A block of data:
****************************************

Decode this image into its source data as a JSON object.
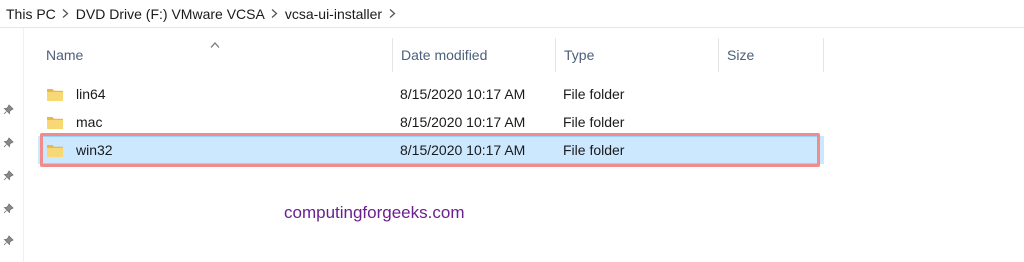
{
  "breadcrumb": {
    "items": [
      "This PC",
      "DVD Drive (F:) VMware VCSA",
      "vcsa-ui-installer"
    ]
  },
  "columns": {
    "name": "Name",
    "date_modified": "Date modified",
    "type": "Type",
    "size": "Size",
    "sort_column": "name",
    "sort_direction": "ascending"
  },
  "files": [
    {
      "name": "lin64",
      "date_modified": "8/15/2020 10:17 AM",
      "type": "File folder",
      "size": "",
      "icon": "folder-icon",
      "selected": false
    },
    {
      "name": "mac",
      "date_modified": "8/15/2020 10:17 AM",
      "type": "File folder",
      "size": "",
      "icon": "folder-icon",
      "selected": false
    },
    {
      "name": "win32",
      "date_modified": "8/15/2020 10:17 AM",
      "type": "File folder",
      "size": "",
      "icon": "folder-icon",
      "selected": true
    }
  ],
  "quick_access_pins": [
    "pin-icon",
    "pin-icon",
    "pin-icon",
    "pin-icon",
    "pin-icon"
  ],
  "watermark": "computingforgeeks.com",
  "colors": {
    "selection_fill": "#cce8ff",
    "highlight_outline": "#f08c8c",
    "folder_yellow": "#f8d775",
    "watermark": "#6b1f8f"
  }
}
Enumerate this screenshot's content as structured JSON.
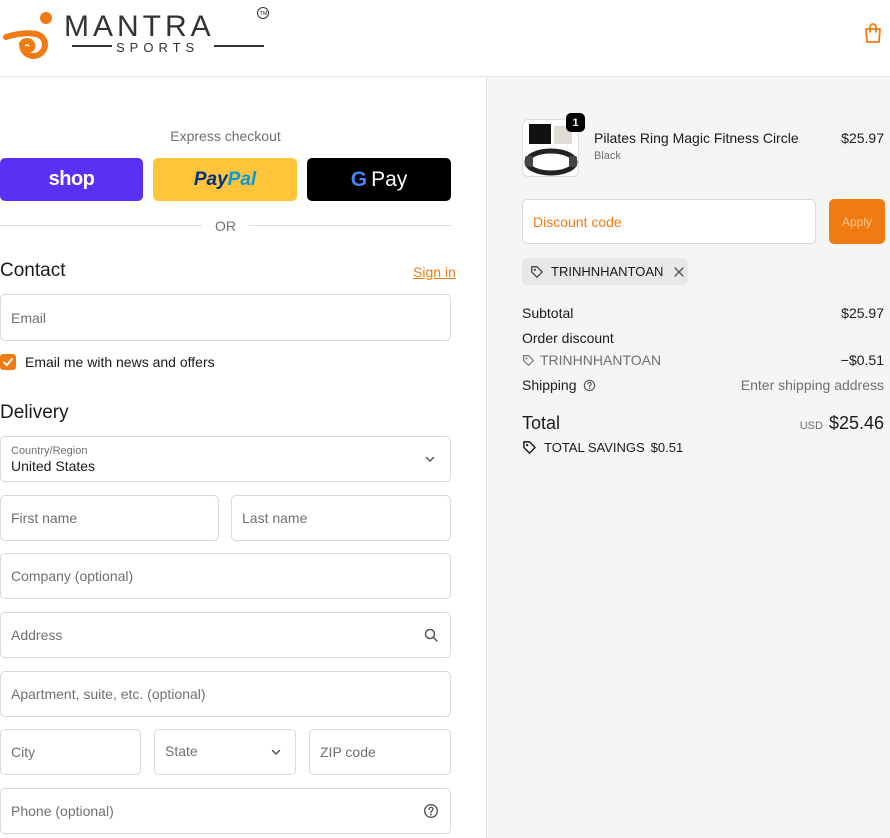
{
  "header": {
    "brand_name": "MANTRA",
    "brand_tagline": "SPORTS",
    "brand_mark": "TM",
    "cart_icon": "shopping-bag-icon",
    "accent_color": "#f07b12"
  },
  "express": {
    "label": "Express checkout",
    "shop_label": "shop",
    "paypal_label_1": "Pay",
    "paypal_label_2": "Pal",
    "gpay_label": "Pay",
    "or_label": "OR"
  },
  "contact": {
    "title": "Contact",
    "sign_in": "Sign in",
    "email_placeholder": "Email",
    "newsletter_label": "Email me with news and offers",
    "newsletter_checked": true
  },
  "delivery": {
    "title": "Delivery",
    "country_label": "Country/Region",
    "country_value": "United States",
    "first_name": "First name",
    "last_name": "Last name",
    "company": "Company (optional)",
    "address": "Address",
    "apartment": "Apartment, suite, etc. (optional)",
    "city": "City",
    "state": "State",
    "zip": "ZIP code",
    "phone": "Phone (optional)"
  },
  "summary": {
    "product": {
      "name": "Pilates Ring Magic Fitness Circle",
      "variant": "Black",
      "price": "$25.97",
      "quantity": "1"
    },
    "discount_placeholder": "Discount code",
    "apply_label": "Apply",
    "applied_code": "TRINHNHANTOAN",
    "subtotal_label": "Subtotal",
    "subtotal_value": "$25.97",
    "order_discount_label": "Order discount",
    "discount_code": "TRINHNHANTOAN",
    "discount_value": "−$0.51",
    "shipping_label": "Shipping",
    "shipping_value": "Enter shipping address",
    "total_label": "Total",
    "total_currency": "USD",
    "total_value": "$25.46",
    "savings_label": "TOTAL SAVINGS",
    "savings_value": "$0.51"
  }
}
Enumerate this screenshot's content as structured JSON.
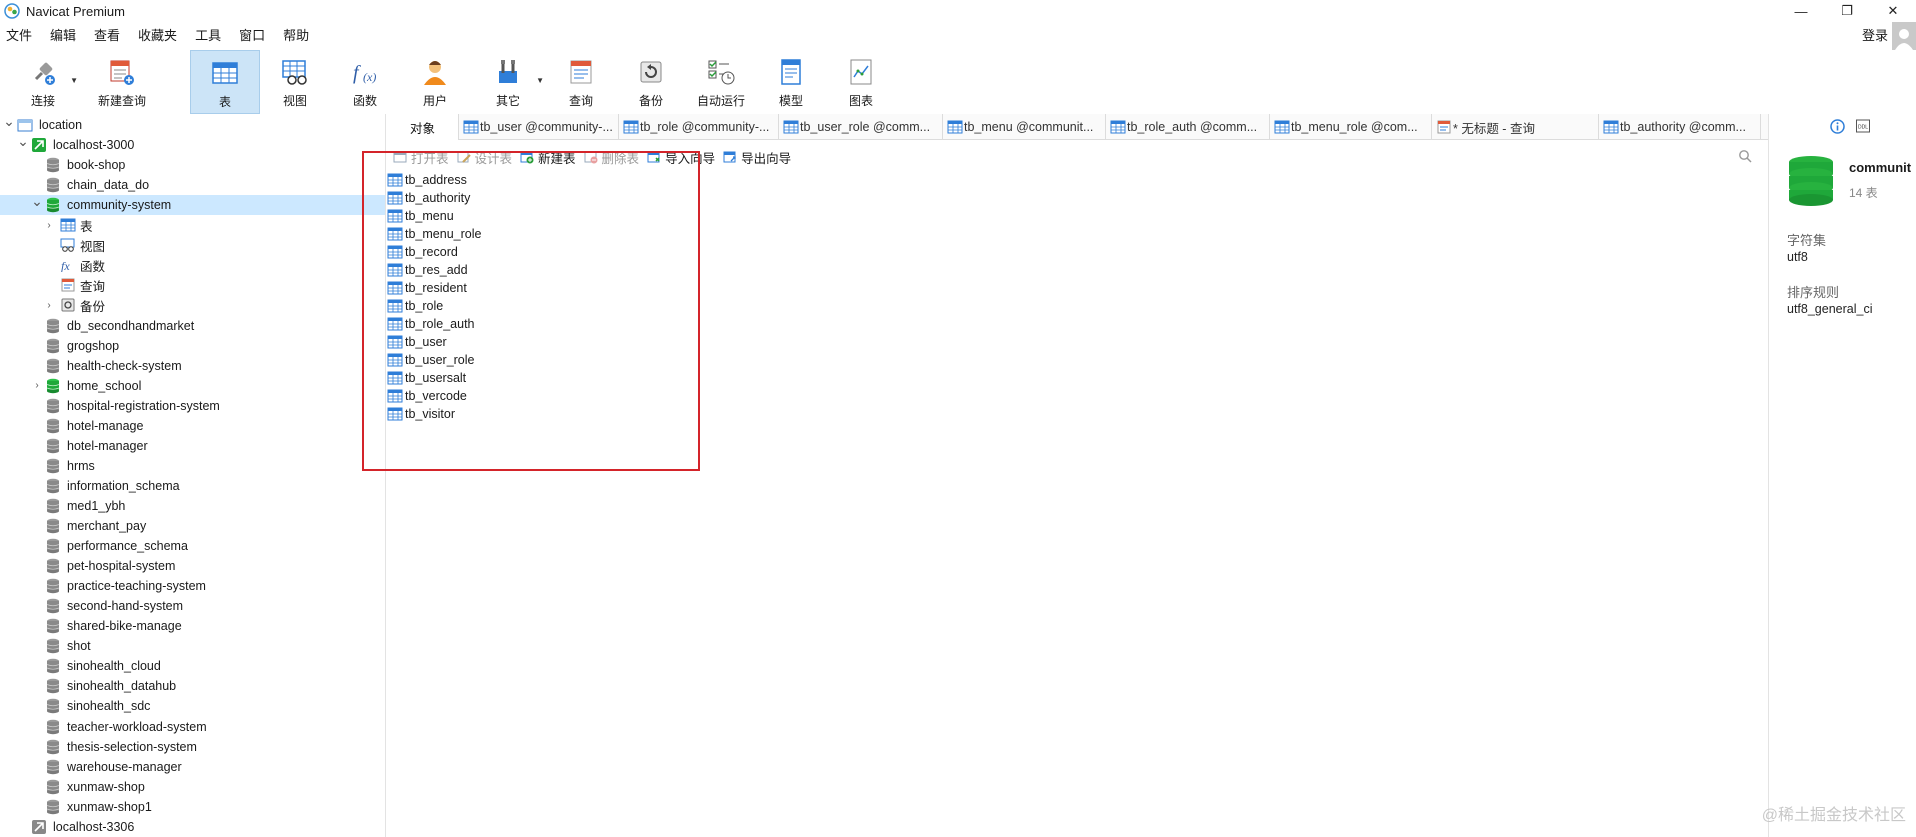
{
  "window": {
    "title": "Navicat Premium",
    "min": "—",
    "restore": "❐",
    "close": "✕"
  },
  "menu": {
    "items": [
      "文件",
      "编辑",
      "查看",
      "收藏夹",
      "工具",
      "窗口",
      "帮助"
    ],
    "login": "登录"
  },
  "toolbar": {
    "buttons": [
      {
        "label": "连接",
        "icon": "plug-icon",
        "dropdown": true
      },
      {
        "label": "新建查询",
        "icon": "new-query-icon",
        "dropdown": false
      },
      {
        "label": "表",
        "icon": "table-icon",
        "dropdown": false,
        "active": true
      },
      {
        "label": "视图",
        "icon": "view-icon",
        "dropdown": false
      },
      {
        "label": "函数",
        "icon": "function-icon",
        "dropdown": false
      },
      {
        "label": "用户",
        "icon": "user-icon",
        "dropdown": false
      },
      {
        "label": "其它",
        "icon": "tools-icon",
        "dropdown": true
      },
      {
        "label": "查询",
        "icon": "query-icon",
        "dropdown": false
      },
      {
        "label": "备份",
        "icon": "backup-icon",
        "dropdown": false
      },
      {
        "label": "自动运行",
        "icon": "schedule-icon",
        "dropdown": false
      },
      {
        "label": "模型",
        "icon": "model-icon",
        "dropdown": false
      },
      {
        "label": "图表",
        "icon": "chart-icon",
        "dropdown": false
      }
    ]
  },
  "tree": {
    "items": [
      {
        "label": "location",
        "level": 0,
        "arrow": "down",
        "icon": "folder"
      },
      {
        "label": "localhost-3000",
        "level": 1,
        "arrow": "down",
        "icon": "conn-green"
      },
      {
        "label": "book-shop",
        "level": 2,
        "icon": "db-gray"
      },
      {
        "label": "chain_data_do",
        "level": 2,
        "icon": "db-gray"
      },
      {
        "label": "community-system",
        "level": 2,
        "arrow": "down",
        "icon": "db-green",
        "selected": true
      },
      {
        "label": "表",
        "level": 3,
        "arrow": "right",
        "icon": "table"
      },
      {
        "label": "视图",
        "level": 3,
        "icon": "view"
      },
      {
        "label": "函数",
        "level": 3,
        "icon": "func"
      },
      {
        "label": "查询",
        "level": 3,
        "icon": "query"
      },
      {
        "label": "备份",
        "level": 3,
        "arrow": "right",
        "icon": "backup"
      },
      {
        "label": "db_secondhandmarket",
        "level": 2,
        "icon": "db-gray"
      },
      {
        "label": "grogshop",
        "level": 2,
        "icon": "db-gray"
      },
      {
        "label": "health-check-system",
        "level": 2,
        "icon": "db-gray"
      },
      {
        "label": "home_school",
        "level": 2,
        "arrow": "right",
        "icon": "db-green"
      },
      {
        "label": "hospital-registration-system",
        "level": 2,
        "icon": "db-gray"
      },
      {
        "label": "hotel-manage",
        "level": 2,
        "icon": "db-gray"
      },
      {
        "label": "hotel-manager",
        "level": 2,
        "icon": "db-gray"
      },
      {
        "label": "hrms",
        "level": 2,
        "icon": "db-gray"
      },
      {
        "label": "information_schema",
        "level": 2,
        "icon": "db-gray"
      },
      {
        "label": "med1_ybh",
        "level": 2,
        "icon": "db-gray"
      },
      {
        "label": "merchant_pay",
        "level": 2,
        "icon": "db-gray"
      },
      {
        "label": "performance_schema",
        "level": 2,
        "icon": "db-gray"
      },
      {
        "label": "pet-hospital-system",
        "level": 2,
        "icon": "db-gray"
      },
      {
        "label": "practice-teaching-system",
        "level": 2,
        "icon": "db-gray"
      },
      {
        "label": "second-hand-system",
        "level": 2,
        "icon": "db-gray"
      },
      {
        "label": "shared-bike-manage",
        "level": 2,
        "icon": "db-gray"
      },
      {
        "label": "shot",
        "level": 2,
        "icon": "db-gray"
      },
      {
        "label": "sinohealth_cloud",
        "level": 2,
        "icon": "db-gray"
      },
      {
        "label": "sinohealth_datahub",
        "level": 2,
        "icon": "db-gray"
      },
      {
        "label": "sinohealth_sdc",
        "level": 2,
        "icon": "db-gray"
      },
      {
        "label": "teacher-workload-system",
        "level": 2,
        "icon": "db-gray"
      },
      {
        "label": "thesis-selection-system",
        "level": 2,
        "icon": "db-gray"
      },
      {
        "label": "warehouse-manager",
        "level": 2,
        "icon": "db-gray"
      },
      {
        "label": "xunmaw-shop",
        "level": 2,
        "icon": "db-gray"
      },
      {
        "label": "xunmaw-shop1",
        "level": 2,
        "icon": "db-gray"
      },
      {
        "label": "localhost-3306",
        "level": 1,
        "icon": "conn-gray"
      }
    ]
  },
  "tabs": {
    "objects": "对象",
    "items": [
      {
        "label": "tb_user @community-...",
        "icon": "table"
      },
      {
        "label": "tb_role @community-...",
        "icon": "table"
      },
      {
        "label": "tb_user_role @comm...",
        "icon": "table"
      },
      {
        "label": "tb_menu @communit...",
        "icon": "table"
      },
      {
        "label": "tb_role_auth @comm...",
        "icon": "table"
      },
      {
        "label": "tb_menu_role @com...",
        "icon": "table"
      },
      {
        "label": "* 无标题 - 查询",
        "icon": "query"
      },
      {
        "label": "tb_authority @comm...",
        "icon": "table"
      }
    ]
  },
  "object_toolbar": {
    "open": "打开表",
    "design": "设计表",
    "new": "新建表",
    "delete": "删除表",
    "import": "导入向导",
    "export": "导出向导"
  },
  "tables": [
    "tb_address",
    "tb_authority",
    "tb_menu",
    "tb_menu_role",
    "tb_record",
    "tb_res_add",
    "tb_resident",
    "tb_role",
    "tb_role_auth",
    "tb_user",
    "tb_user_role",
    "tb_usersalt",
    "tb_vercode",
    "tb_visitor"
  ],
  "info": {
    "db_name": "communit",
    "table_count": "14 表",
    "charset_label": "字符集",
    "charset": "utf8",
    "collation_label": "排序规则",
    "collation": "utf8_general_ci",
    "ddl": "DDL"
  },
  "watermark": "@稀土掘金技术社区",
  "colors": {
    "accent": "#cce4f7",
    "selected_row": "#cce8ff",
    "highlight_border": "#d4242a",
    "db_green": "#1fa83a"
  }
}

****************************************

WRITTEN TASK: Check each line of the entries above for the word "title". List the ones that have it.

EXERCISE OUTPUT:
    "title": "Contact",
    "title": "Delivery",
    "title": "Navicat Premium",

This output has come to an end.